# start of Exercise inputs

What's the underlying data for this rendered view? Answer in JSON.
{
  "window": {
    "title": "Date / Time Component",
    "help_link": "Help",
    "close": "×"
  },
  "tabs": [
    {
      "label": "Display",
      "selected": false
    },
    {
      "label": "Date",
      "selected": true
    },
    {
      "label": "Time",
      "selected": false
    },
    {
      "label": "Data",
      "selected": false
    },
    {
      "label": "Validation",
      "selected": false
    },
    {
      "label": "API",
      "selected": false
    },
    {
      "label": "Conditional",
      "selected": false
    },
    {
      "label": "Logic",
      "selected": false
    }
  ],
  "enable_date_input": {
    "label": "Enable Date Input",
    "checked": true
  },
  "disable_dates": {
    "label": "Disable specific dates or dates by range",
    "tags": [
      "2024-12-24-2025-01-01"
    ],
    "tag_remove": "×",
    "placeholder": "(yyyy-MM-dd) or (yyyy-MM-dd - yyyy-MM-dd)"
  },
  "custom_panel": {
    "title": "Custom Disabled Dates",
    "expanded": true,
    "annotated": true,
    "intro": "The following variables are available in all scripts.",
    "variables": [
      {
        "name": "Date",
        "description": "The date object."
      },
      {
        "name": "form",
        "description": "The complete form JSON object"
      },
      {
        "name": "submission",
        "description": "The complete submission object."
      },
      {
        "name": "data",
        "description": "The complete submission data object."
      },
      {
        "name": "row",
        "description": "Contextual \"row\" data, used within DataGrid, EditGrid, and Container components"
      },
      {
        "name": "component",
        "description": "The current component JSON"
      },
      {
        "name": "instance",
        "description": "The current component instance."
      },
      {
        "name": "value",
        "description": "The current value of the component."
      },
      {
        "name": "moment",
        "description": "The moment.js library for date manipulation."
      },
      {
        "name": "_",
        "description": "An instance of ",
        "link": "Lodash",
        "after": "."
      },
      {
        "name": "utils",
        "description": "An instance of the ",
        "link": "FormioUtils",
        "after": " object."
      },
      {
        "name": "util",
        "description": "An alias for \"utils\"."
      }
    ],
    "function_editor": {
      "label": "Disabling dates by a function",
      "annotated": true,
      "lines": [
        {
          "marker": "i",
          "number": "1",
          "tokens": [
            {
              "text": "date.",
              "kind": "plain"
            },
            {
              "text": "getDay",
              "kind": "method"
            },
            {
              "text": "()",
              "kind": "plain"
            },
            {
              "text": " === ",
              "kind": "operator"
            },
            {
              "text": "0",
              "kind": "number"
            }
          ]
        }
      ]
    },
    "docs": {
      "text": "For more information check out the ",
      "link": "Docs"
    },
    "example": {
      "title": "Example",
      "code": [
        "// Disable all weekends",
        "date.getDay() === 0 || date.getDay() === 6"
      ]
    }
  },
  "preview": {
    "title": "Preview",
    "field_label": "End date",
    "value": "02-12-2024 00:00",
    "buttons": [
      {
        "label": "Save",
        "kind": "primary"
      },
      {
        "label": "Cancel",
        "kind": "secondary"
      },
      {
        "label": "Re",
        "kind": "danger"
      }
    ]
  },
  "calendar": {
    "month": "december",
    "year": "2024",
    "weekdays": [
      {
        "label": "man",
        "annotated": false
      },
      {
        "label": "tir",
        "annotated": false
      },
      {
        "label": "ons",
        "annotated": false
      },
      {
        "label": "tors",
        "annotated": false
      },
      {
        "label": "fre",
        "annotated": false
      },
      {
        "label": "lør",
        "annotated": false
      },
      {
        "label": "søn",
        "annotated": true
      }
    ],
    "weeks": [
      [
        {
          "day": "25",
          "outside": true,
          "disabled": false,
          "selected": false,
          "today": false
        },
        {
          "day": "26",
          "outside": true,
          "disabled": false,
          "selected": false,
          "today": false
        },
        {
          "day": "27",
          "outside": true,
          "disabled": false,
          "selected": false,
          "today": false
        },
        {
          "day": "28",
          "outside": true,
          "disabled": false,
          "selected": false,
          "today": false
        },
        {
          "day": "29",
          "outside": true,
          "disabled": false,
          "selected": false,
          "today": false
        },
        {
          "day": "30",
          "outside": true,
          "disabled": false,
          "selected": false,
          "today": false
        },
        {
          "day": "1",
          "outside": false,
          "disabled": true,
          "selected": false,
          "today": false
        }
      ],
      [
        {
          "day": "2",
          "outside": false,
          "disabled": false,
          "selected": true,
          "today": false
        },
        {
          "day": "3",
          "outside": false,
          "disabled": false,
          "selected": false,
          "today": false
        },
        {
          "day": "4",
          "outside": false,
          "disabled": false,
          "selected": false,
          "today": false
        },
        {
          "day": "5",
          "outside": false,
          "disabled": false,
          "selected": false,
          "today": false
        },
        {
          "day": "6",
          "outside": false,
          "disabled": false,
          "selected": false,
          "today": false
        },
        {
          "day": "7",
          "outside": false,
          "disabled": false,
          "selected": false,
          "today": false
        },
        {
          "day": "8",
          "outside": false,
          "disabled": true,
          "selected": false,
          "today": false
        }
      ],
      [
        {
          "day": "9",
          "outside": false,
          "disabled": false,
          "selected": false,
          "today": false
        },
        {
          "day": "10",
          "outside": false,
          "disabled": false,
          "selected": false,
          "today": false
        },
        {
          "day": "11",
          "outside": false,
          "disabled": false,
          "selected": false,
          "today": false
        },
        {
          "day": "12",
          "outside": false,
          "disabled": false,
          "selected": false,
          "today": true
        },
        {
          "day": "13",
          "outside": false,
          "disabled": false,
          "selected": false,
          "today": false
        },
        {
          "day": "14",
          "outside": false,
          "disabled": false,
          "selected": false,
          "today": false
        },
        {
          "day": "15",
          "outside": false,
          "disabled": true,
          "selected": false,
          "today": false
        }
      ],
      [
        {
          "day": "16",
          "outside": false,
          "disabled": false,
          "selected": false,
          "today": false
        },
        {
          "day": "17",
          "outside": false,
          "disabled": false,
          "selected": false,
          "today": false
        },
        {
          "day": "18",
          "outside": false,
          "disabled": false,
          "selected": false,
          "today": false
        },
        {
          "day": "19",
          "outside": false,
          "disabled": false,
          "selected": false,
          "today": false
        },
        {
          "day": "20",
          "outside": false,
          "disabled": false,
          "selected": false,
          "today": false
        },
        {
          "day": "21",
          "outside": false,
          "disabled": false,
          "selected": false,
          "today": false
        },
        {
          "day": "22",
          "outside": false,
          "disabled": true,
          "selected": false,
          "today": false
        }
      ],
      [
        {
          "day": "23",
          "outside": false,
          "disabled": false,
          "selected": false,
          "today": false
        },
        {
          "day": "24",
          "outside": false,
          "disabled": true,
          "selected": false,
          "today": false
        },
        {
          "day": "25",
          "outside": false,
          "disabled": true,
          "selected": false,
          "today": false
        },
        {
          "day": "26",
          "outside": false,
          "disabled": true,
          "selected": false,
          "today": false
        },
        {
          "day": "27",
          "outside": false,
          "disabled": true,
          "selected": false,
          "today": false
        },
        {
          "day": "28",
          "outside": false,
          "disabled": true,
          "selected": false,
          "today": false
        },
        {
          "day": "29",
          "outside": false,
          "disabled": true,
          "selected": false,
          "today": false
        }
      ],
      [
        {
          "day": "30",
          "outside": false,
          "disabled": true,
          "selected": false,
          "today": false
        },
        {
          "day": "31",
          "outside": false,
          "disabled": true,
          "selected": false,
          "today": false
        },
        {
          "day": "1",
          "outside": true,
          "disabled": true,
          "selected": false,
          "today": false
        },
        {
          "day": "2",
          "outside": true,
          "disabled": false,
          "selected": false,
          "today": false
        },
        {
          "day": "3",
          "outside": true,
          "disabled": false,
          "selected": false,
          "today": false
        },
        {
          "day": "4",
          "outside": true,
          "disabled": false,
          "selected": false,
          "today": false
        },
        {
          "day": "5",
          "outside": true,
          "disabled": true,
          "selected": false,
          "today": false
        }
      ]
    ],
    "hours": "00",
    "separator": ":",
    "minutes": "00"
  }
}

# end of Exercise inputs

■ **What to work on**: Show every line of the listing in which the string "getDay" can be found.

■ **Result of the exercise**:
              "text": "getDay",
        "date.getDay() === 0 || date.getDay() === 6"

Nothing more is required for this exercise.